◆ TASK BRIEF
Transcribe the records below in full; pictures stay out of the copy.

Dataset listings of figures:
-- Start --

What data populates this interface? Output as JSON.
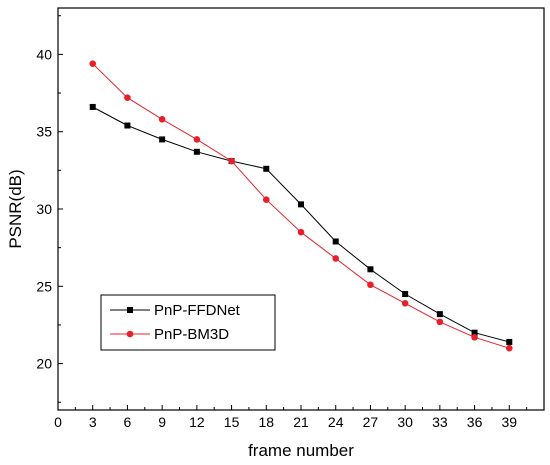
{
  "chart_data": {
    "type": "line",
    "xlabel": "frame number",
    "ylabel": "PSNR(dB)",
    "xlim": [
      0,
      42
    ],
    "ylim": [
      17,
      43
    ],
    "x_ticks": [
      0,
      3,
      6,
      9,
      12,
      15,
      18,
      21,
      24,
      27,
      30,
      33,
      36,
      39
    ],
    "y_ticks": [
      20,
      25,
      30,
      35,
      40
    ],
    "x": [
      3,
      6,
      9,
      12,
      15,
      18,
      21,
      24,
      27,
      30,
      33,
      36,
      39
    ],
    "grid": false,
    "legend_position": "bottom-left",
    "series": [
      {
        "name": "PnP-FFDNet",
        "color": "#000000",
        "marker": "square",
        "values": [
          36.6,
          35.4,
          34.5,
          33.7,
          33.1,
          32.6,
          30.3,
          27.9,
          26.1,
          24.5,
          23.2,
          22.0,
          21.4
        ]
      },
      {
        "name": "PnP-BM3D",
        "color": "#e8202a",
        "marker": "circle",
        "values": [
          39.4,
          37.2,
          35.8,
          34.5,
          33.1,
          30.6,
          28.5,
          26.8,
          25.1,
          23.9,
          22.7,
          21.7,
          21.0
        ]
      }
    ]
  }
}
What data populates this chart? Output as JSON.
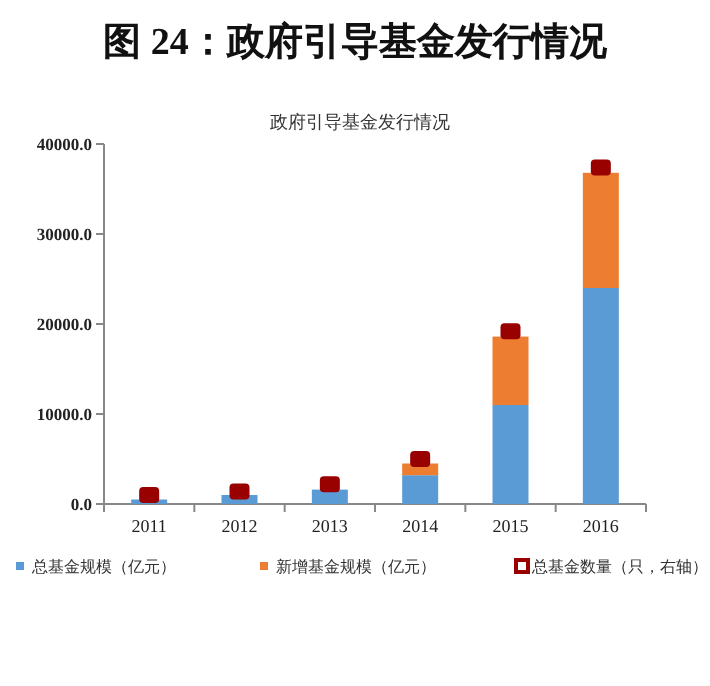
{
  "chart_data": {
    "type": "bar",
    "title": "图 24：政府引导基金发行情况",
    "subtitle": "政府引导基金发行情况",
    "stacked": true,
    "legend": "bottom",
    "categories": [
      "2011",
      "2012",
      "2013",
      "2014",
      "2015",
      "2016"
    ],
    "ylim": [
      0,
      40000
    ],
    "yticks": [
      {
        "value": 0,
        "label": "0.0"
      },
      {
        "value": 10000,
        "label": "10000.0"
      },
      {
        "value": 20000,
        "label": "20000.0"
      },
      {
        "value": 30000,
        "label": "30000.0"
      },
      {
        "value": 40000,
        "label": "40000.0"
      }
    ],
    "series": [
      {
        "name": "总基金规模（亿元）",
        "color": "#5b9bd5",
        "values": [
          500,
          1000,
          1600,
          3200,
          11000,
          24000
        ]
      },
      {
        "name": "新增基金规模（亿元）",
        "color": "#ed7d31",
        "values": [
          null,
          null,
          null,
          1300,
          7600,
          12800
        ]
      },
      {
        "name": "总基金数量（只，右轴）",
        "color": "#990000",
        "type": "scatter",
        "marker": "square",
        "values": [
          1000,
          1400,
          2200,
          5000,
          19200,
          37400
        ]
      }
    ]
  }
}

-- End --

◆ ANSWER FOR THIS EXERCISE
What data populates this interface? Output as JSON.
{
  "chart_data": {
    "type": "line",
    "xlabel": "frame number",
    "ylabel": "PSNR(dB)",
    "xlim": [
      0,
      42
    ],
    "ylim": [
      17,
      43
    ],
    "x_ticks": [
      0,
      3,
      6,
      9,
      12,
      15,
      18,
      21,
      24,
      27,
      30,
      33,
      36,
      39
    ],
    "y_ticks": [
      20,
      25,
      30,
      35,
      40
    ],
    "x": [
      3,
      6,
      9,
      12,
      15,
      18,
      21,
      24,
      27,
      30,
      33,
      36,
      39
    ],
    "grid": false,
    "legend_position": "bottom-left",
    "series": [
      {
        "name": "PnP-FFDNet",
        "color": "#000000",
        "marker": "square",
        "values": [
          36.6,
          35.4,
          34.5,
          33.7,
          33.1,
          32.6,
          30.3,
          27.9,
          26.1,
          24.5,
          23.2,
          22.0,
          21.4
        ]
      },
      {
        "name": "PnP-BM3D",
        "color": "#e8202a",
        "marker": "circle",
        "values": [
          39.4,
          37.2,
          35.8,
          34.5,
          33.1,
          30.6,
          28.5,
          26.8,
          25.1,
          23.9,
          22.7,
          21.7,
          21.0
        ]
      }
    ]
  }
}
What data populates this chart? Output as JSON.
{
  "chart_data": {
    "type": "bar",
    "title": "图 24：政府引导基金发行情况",
    "subtitle": "政府引导基金发行情况",
    "stacked": true,
    "legend": "bottom",
    "categories": [
      "2011",
      "2012",
      "2013",
      "2014",
      "2015",
      "2016"
    ],
    "ylim": [
      0,
      40000
    ],
    "yticks": [
      {
        "value": 0,
        "label": "0.0"
      },
      {
        "value": 10000,
        "label": "10000.0"
      },
      {
        "value": 20000,
        "label": "20000.0"
      },
      {
        "value": 30000,
        "label": "30000.0"
      },
      {
        "value": 40000,
        "label": "40000.0"
      }
    ],
    "series": [
      {
        "name": "总基金规模（亿元）",
        "color": "#5b9bd5",
        "values": [
          500,
          1000,
          1600,
          3200,
          11000,
          24000
        ]
      },
      {
        "name": "新增基金规模（亿元）",
        "color": "#ed7d31",
        "values": [
          null,
          null,
          null,
          1300,
          7600,
          12800
        ]
      },
      {
        "name": "总基金数量（只，右轴）",
        "color": "#990000",
        "type": "scatter",
        "marker": "square",
        "values": [
          1000,
          1400,
          2200,
          5000,
          19200,
          37400
        ]
      }
    ]
  }
}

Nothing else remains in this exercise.